— START STORED RECORDS —

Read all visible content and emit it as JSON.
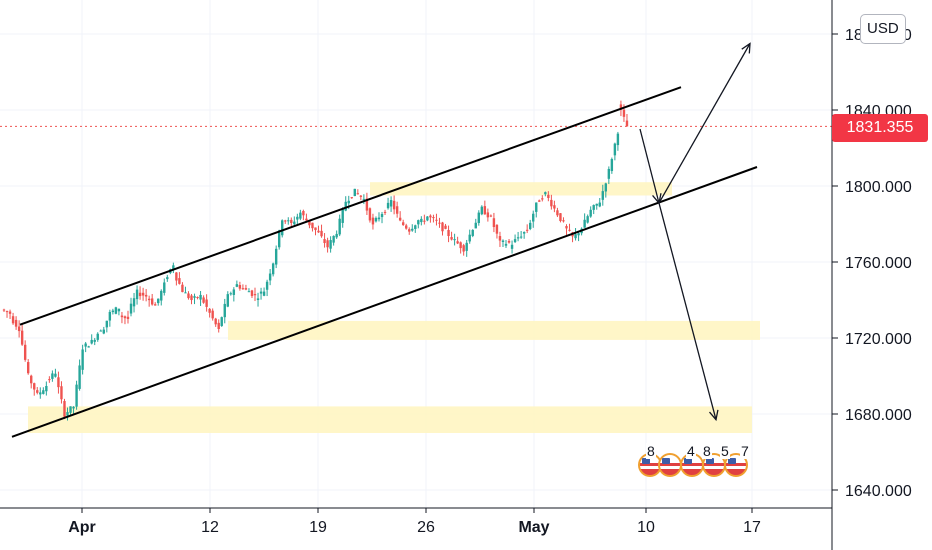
{
  "header": {
    "currency": "USD"
  },
  "price_label": {
    "value": "1831.355",
    "price": 1831.355,
    "color": "#f23645"
  },
  "events": {
    "labels": [
      "8",
      "4",
      "8",
      "5",
      "7"
    ],
    "icon": "us-flag-icon"
  },
  "colors": {
    "bull": "#26a69a",
    "bear": "#ef5350",
    "zone": "#fff5c2",
    "channel": "#000000"
  },
  "chart_data": {
    "type": "candlestick",
    "title": "",
    "xlabel": "",
    "ylabel": "",
    "ylim": [
      1630,
      1850
    ],
    "grid": true,
    "y_ticks": [
      "1640.000",
      "1680.000",
      "1720.000",
      "1760.000",
      "1800.000",
      "1840.000",
      "1880.000"
    ],
    "x_ticks": [
      {
        "label": "Apr",
        "major": true
      },
      {
        "label": "12",
        "major": false
      },
      {
        "label": "19",
        "major": false
      },
      {
        "label": "26",
        "major": false
      },
      {
        "label": "May",
        "major": true
      },
      {
        "label": "10",
        "major": false
      },
      {
        "label": "17",
        "major": false
      }
    ],
    "last_price": 1831.355,
    "price_path": [
      [
        1735,
        1733
      ],
      [
        1731,
        1725
      ],
      [
        1725,
        1700
      ],
      [
        1700,
        1690
      ],
      [
        1690,
        1695
      ],
      [
        1697,
        1702
      ],
      [
        1700,
        1680
      ],
      [
        1680,
        1684
      ],
      [
        1684,
        1715
      ],
      [
        1715,
        1718
      ],
      [
        1718,
        1725
      ],
      [
        1722,
        1733
      ],
      [
        1733,
        1736
      ],
      [
        1732,
        1730
      ],
      [
        1733,
        1744
      ],
      [
        1744,
        1742
      ],
      [
        1742,
        1737
      ],
      [
        1737,
        1748
      ],
      [
        1750,
        1759
      ],
      [
        1755,
        1745
      ],
      [
        1745,
        1740
      ],
      [
        1740,
        1742
      ],
      [
        1742,
        1733
      ],
      [
        1733,
        1724
      ],
      [
        1726,
        1742
      ],
      [
        1742,
        1748
      ],
      [
        1748,
        1745
      ],
      [
        1746,
        1742
      ],
      [
        1741,
        1745
      ],
      [
        1745,
        1760
      ],
      [
        1760,
        1783
      ],
      [
        1783,
        1780
      ],
      [
        1780,
        1786
      ],
      [
        1786,
        1780
      ],
      [
        1780,
        1775
      ],
      [
        1775,
        1768
      ],
      [
        1768,
        1776
      ],
      [
        1776,
        1792
      ],
      [
        1792,
        1797
      ],
      [
        1797,
        1793
      ],
      [
        1792,
        1779
      ],
      [
        1780,
        1786
      ],
      [
        1785,
        1792
      ],
      [
        1792,
        1781
      ],
      [
        1781,
        1777
      ],
      [
        1777,
        1782
      ],
      [
        1780,
        1784
      ],
      [
        1784,
        1781
      ],
      [
        1781,
        1776
      ],
      [
        1776,
        1771
      ],
      [
        1771,
        1767
      ],
      [
        1767,
        1778
      ],
      [
        1778,
        1788
      ],
      [
        1788,
        1783
      ],
      [
        1783,
        1770
      ],
      [
        1770,
        1770
      ],
      [
        1768,
        1773
      ],
      [
        1773,
        1777
      ],
      [
        1777,
        1790
      ],
      [
        1791,
        1796
      ],
      [
        1796,
        1788
      ],
      [
        1788,
        1780
      ],
      [
        1779,
        1773
      ],
      [
        1772,
        1778
      ],
      [
        1778,
        1787
      ],
      [
        1787,
        1792
      ],
      [
        1792,
        1808
      ],
      [
        1808,
        1829
      ],
      [
        1843,
        1831.355
      ]
    ],
    "channel": {
      "upper": [
        {
          "x": 20,
          "y": 1727
        },
        {
          "x": 681,
          "y": 1852
        }
      ],
      "lower": [
        {
          "x": 12,
          "y": 1668
        },
        {
          "x": 757,
          "y": 1810
        }
      ]
    },
    "zones": [
      {
        "x0": 370,
        "x1": 672,
        "low": 1795,
        "high": 1802
      },
      {
        "x0": 228,
        "x1": 760,
        "low": 1719,
        "high": 1729
      },
      {
        "x0": 28,
        "x1": 752,
        "low": 1670,
        "high": 1684
      }
    ],
    "projections": [
      {
        "from": {
          "x": 640,
          "y": 1830
        },
        "to": {
          "x": 659,
          "y": 1791
        }
      },
      {
        "from": {
          "x": 659,
          "y": 1791
        },
        "to": {
          "x": 750,
          "y": 1875
        }
      },
      {
        "from": {
          "x": 659,
          "y": 1791
        },
        "to": {
          "x": 716,
          "y": 1677
        }
      }
    ]
  }
}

— END STORED RECORDS —

#### EXERCISE INSTRUCTIONS:
Leave out the pictures and restate everything else word for word.

#### COMPLETE ANSWER:
Read all visible content and emit it as JSON.
{
  "header": {
    "currency": "USD"
  },
  "price_label": {
    "value": "1831.355",
    "price": 1831.355,
    "color": "#f23645"
  },
  "events": {
    "labels": [
      "8",
      "4",
      "8",
      "5",
      "7"
    ],
    "icon": "us-flag-icon"
  },
  "colors": {
    "bull": "#26a69a",
    "bear": "#ef5350",
    "zone": "#fff5c2",
    "channel": "#000000"
  },
  "chart_data": {
    "type": "candlestick",
    "title": "",
    "xlabel": "",
    "ylabel": "",
    "ylim": [
      1630,
      1850
    ],
    "grid": true,
    "y_ticks": [
      "1640.000",
      "1680.000",
      "1720.000",
      "1760.000",
      "1800.000",
      "1840.000",
      "1880.000"
    ],
    "x_ticks": [
      {
        "label": "Apr",
        "major": true
      },
      {
        "label": "12",
        "major": false
      },
      {
        "label": "19",
        "major": false
      },
      {
        "label": "26",
        "major": false
      },
      {
        "label": "May",
        "major": true
      },
      {
        "label": "10",
        "major": false
      },
      {
        "label": "17",
        "major": false
      }
    ],
    "last_price": 1831.355,
    "price_path": [
      [
        1735,
        1733
      ],
      [
        1731,
        1725
      ],
      [
        1725,
        1700
      ],
      [
        1700,
        1690
      ],
      [
        1690,
        1695
      ],
      [
        1697,
        1702
      ],
      [
        1700,
        1680
      ],
      [
        1680,
        1684
      ],
      [
        1684,
        1715
      ],
      [
        1715,
        1718
      ],
      [
        1718,
        1725
      ],
      [
        1722,
        1733
      ],
      [
        1733,
        1736
      ],
      [
        1732,
        1730
      ],
      [
        1733,
        1744
      ],
      [
        1744,
        1742
      ],
      [
        1742,
        1737
      ],
      [
        1737,
        1748
      ],
      [
        1750,
        1759
      ],
      [
        1755,
        1745
      ],
      [
        1745,
        1740
      ],
      [
        1740,
        1742
      ],
      [
        1742,
        1733
      ],
      [
        1733,
        1724
      ],
      [
        1726,
        1742
      ],
      [
        1742,
        1748
      ],
      [
        1748,
        1745
      ],
      [
        1746,
        1742
      ],
      [
        1741,
        1745
      ],
      [
        1745,
        1760
      ],
      [
        1760,
        1783
      ],
      [
        1783,
        1780
      ],
      [
        1780,
        1786
      ],
      [
        1786,
        1780
      ],
      [
        1780,
        1775
      ],
      [
        1775,
        1768
      ],
      [
        1768,
        1776
      ],
      [
        1776,
        1792
      ],
      [
        1792,
        1797
      ],
      [
        1797,
        1793
      ],
      [
        1792,
        1779
      ],
      [
        1780,
        1786
      ],
      [
        1785,
        1792
      ],
      [
        1792,
        1781
      ],
      [
        1781,
        1777
      ],
      [
        1777,
        1782
      ],
      [
        1780,
        1784
      ],
      [
        1784,
        1781
      ],
      [
        1781,
        1776
      ],
      [
        1776,
        1771
      ],
      [
        1771,
        1767
      ],
      [
        1767,
        1778
      ],
      [
        1778,
        1788
      ],
      [
        1788,
        1783
      ],
      [
        1783,
        1770
      ],
      [
        1770,
        1770
      ],
      [
        1768,
        1773
      ],
      [
        1773,
        1777
      ],
      [
        1777,
        1790
      ],
      [
        1791,
        1796
      ],
      [
        1796,
        1788
      ],
      [
        1788,
        1780
      ],
      [
        1779,
        1773
      ],
      [
        1772,
        1778
      ],
      [
        1778,
        1787
      ],
      [
        1787,
        1792
      ],
      [
        1792,
        1808
      ],
      [
        1808,
        1829
      ],
      [
        1843,
        1831.355
      ]
    ],
    "channel": {
      "upper": [
        {
          "x": 20,
          "y": 1727
        },
        {
          "x": 681,
          "y": 1852
        }
      ],
      "lower": [
        {
          "x": 12,
          "y": 1668
        },
        {
          "x": 757,
          "y": 1810
        }
      ]
    },
    "zones": [
      {
        "x0": 370,
        "x1": 672,
        "low": 1795,
        "high": 1802
      },
      {
        "x0": 228,
        "x1": 760,
        "low": 1719,
        "high": 1729
      },
      {
        "x0": 28,
        "x1": 752,
        "low": 1670,
        "high": 1684
      }
    ],
    "projections": [
      {
        "from": {
          "x": 640,
          "y": 1830
        },
        "to": {
          "x": 659,
          "y": 1791
        }
      },
      {
        "from": {
          "x": 659,
          "y": 1791
        },
        "to": {
          "x": 750,
          "y": 1875
        }
      },
      {
        "from": {
          "x": 659,
          "y": 1791
        },
        "to": {
          "x": 716,
          "y": 1677
        }
      }
    ]
  }
}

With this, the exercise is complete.